TASK INPUT —
═══
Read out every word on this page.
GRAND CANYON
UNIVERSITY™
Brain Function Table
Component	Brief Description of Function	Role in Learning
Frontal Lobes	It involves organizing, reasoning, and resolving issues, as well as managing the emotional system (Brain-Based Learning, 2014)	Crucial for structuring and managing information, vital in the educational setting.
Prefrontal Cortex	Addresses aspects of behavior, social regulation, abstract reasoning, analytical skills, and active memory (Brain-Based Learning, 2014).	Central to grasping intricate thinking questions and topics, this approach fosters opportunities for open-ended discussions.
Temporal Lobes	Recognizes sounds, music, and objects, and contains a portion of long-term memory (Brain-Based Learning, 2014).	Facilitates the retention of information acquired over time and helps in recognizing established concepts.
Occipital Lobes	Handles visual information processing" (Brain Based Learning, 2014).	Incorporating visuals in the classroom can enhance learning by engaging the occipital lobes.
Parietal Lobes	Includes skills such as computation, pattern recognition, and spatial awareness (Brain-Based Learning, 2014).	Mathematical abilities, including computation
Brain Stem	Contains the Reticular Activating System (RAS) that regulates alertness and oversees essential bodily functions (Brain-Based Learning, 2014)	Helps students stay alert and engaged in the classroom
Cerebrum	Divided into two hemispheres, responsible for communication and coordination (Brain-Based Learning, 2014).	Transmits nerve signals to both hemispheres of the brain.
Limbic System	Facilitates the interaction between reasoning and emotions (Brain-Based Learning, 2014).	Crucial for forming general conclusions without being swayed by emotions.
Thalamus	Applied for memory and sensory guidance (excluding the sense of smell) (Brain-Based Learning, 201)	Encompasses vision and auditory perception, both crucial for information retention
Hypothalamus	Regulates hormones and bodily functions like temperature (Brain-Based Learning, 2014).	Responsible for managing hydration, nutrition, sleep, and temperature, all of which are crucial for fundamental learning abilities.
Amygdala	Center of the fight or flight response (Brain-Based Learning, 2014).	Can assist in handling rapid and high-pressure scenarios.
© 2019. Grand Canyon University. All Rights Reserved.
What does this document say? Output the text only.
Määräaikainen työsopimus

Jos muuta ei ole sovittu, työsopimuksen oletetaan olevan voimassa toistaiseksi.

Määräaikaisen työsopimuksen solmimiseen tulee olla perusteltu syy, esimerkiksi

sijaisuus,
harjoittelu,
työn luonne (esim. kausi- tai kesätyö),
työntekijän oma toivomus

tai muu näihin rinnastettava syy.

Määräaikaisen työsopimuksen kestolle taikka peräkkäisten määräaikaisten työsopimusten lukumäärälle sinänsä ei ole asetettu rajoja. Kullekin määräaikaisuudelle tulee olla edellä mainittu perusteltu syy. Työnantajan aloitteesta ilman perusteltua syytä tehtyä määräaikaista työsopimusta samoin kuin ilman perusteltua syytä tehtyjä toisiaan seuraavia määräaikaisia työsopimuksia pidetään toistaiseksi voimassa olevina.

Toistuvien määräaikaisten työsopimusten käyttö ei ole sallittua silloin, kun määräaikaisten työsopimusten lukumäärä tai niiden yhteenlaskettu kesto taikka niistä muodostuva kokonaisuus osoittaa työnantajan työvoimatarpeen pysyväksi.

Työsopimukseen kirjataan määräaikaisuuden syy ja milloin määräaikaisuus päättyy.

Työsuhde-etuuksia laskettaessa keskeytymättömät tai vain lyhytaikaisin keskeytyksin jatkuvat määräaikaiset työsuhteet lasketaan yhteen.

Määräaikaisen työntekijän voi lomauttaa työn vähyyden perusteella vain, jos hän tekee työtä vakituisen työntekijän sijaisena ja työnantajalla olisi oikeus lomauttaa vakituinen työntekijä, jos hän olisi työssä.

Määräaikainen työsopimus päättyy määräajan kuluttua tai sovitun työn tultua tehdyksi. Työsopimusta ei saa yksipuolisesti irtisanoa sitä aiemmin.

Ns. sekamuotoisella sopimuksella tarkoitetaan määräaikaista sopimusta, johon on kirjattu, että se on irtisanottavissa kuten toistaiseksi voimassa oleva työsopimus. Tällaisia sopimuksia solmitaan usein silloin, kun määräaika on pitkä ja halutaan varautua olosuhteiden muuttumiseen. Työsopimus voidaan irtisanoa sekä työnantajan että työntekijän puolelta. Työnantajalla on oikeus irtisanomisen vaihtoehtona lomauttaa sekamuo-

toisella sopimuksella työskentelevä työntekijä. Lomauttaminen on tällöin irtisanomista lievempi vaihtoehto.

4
═══
EXERCISE DIRECTIONS —
Above are some records. Print them all exactly.

THE ANSWER —
Read out every word on this page.
GRAND CANYON
UNIVERSITY™
Brain Function Table
Component	Brief Description of Function	Role in Learning
Frontal Lobes	It involves organizing, reasoning, and resolving issues, as well as managing the emotional system (Brain-Based Learning, 2014)	Crucial for structuring and managing information, vital in the educational setting.
Prefrontal Cortex	Addresses aspects of behavior, social regulation, abstract reasoning, analytical skills, and active memory (Brain-Based Learning, 2014).	Central to grasping intricate thinking questions and topics, this approach fosters opportunities for open-ended discussions.
Temporal Lobes	Recognizes sounds, music, and objects, and contains a portion of long-term memory (Brain-Based Learning, 2014).	Facilitates the retention of information acquired over time and helps in recognizing established concepts.
Occipital Lobes	Handles visual information processing" (Brain Based Learning, 2014).	Incorporating visuals in the classroom can enhance learning by engaging the occipital lobes.
Parietal Lobes	Includes skills such as computation, pattern recognition, and spatial awareness (Brain-Based Learning, 2014).	Mathematical abilities, including computation
Brain Stem	Contains the Reticular Activating System (RAS) that regulates alertness and oversees essential bodily functions (Brain-Based Learning, 2014)	Helps students stay alert and engaged in the classroom
Cerebrum	Divided into two hemispheres, responsible for communication and coordination (Brain-Based Learning, 2014).	Transmits nerve signals to both hemispheres of the brain.
Limbic System	Facilitates the interaction between reasoning and emotions (Brain-Based Learning, 2014).	Crucial for forming general conclusions without being swayed by emotions.
Thalamus	Applied for memory and sensory guidance (excluding the sense of smell) (Brain-Based Learning, 201)	Encompasses vision and auditory perception, both crucial for information retention
Hypothalamus	Regulates hormones and bodily functions like temperature (Brain-Based Learning, 2014).	Responsible for managing hydration, nutrition, sleep, and temperature, all of which are crucial for fundamental learning abilities.
Amygdala	Center of the fight or flight response (Brain-Based Learning, 2014).	Can assist in handling rapid and high-pressure scenarios.
© 2019. Grand Canyon University. All Rights Reserved.
What does this document say? Output the text only.
Määräaikainen työsopimus

Jos muuta ei ole sovittu, työsopimuksen oletetaan olevan voimassa toistaiseksi.

Määräaikaisen työsopimuksen solmimiseen tulee olla perusteltu syy, esimerkiksi

sijaisuus,
harjoittelu,
työn luonne (esim. kausi- tai kesätyö),
työntekijän oma toivomus

tai muu näihin rinnastettava syy.

Määräaikaisen työsopimuksen kestolle taikka peräkkäisten määräaikaisten työsopimusten lukumäärälle sinänsä ei ole asetettu rajoja. Kullekin määräaikaisuudelle tulee olla edellä mainittu perusteltu syy. Työnantajan aloitteesta ilman perusteltua syytä tehtyä määräaikaista työsopimusta samoin kuin ilman perusteltua syytä tehtyjä toisiaan seuraavia määräaikaisia työsopimuksia pidetään toistaiseksi voimassa olevina.

Toistuvien määräaikaisten työsopimusten käyttö ei ole sallittua silloin, kun määräaikaisten työsopimusten lukumäärä tai niiden yhteenlaskettu kesto taikka niistä muodostuva kokonaisuus osoittaa työnantajan työvoimatarpeen pysyväksi.

Työsopimukseen kirjataan määräaikaisuuden syy ja milloin määräaikaisuus päättyy.

Työsuhde-etuuksia laskettaessa keskeytymättömät tai vain lyhytaikaisin keskeytyksin jatkuvat määräaikaiset työsuhteet lasketaan yhteen.

Määräaikaisen työntekijän voi lomauttaa työn vähyyden perusteella vain, jos hän tekee työtä vakituisen työntekijän sijaisena ja työnantajalla olisi oikeus lomauttaa vakituinen työntekijä, jos hän olisi työssä.

Määräaikainen työsopimus päättyy määräajan kuluttua tai sovitun työn tultua tehdyksi. Työsopimusta ei saa yksipuolisesti irtisanoa sitä aiemmin.

Ns. sekamuotoisella sopimuksella tarkoitetaan määräaikaista sopimusta, johon on kirjattu, että se on irtisanottavissa kuten toistaiseksi voimassa oleva työsopimus. Tällaisia sopimuksia solmitaan usein silloin, kun määräaika on pitkä ja halutaan varautua olosuhteiden muuttumiseen. Työsopimus voidaan irtisanoa sekä työnantajan että työntekijän puolelta. Työnantajalla on oikeus irtisanomisen vaihtoehtona lomauttaa sekamuo-

toisella sopimuksella työskentelevä työntekijä. Lomauttaminen on tällöin irtisanomista lievempi vaihtoehto.

4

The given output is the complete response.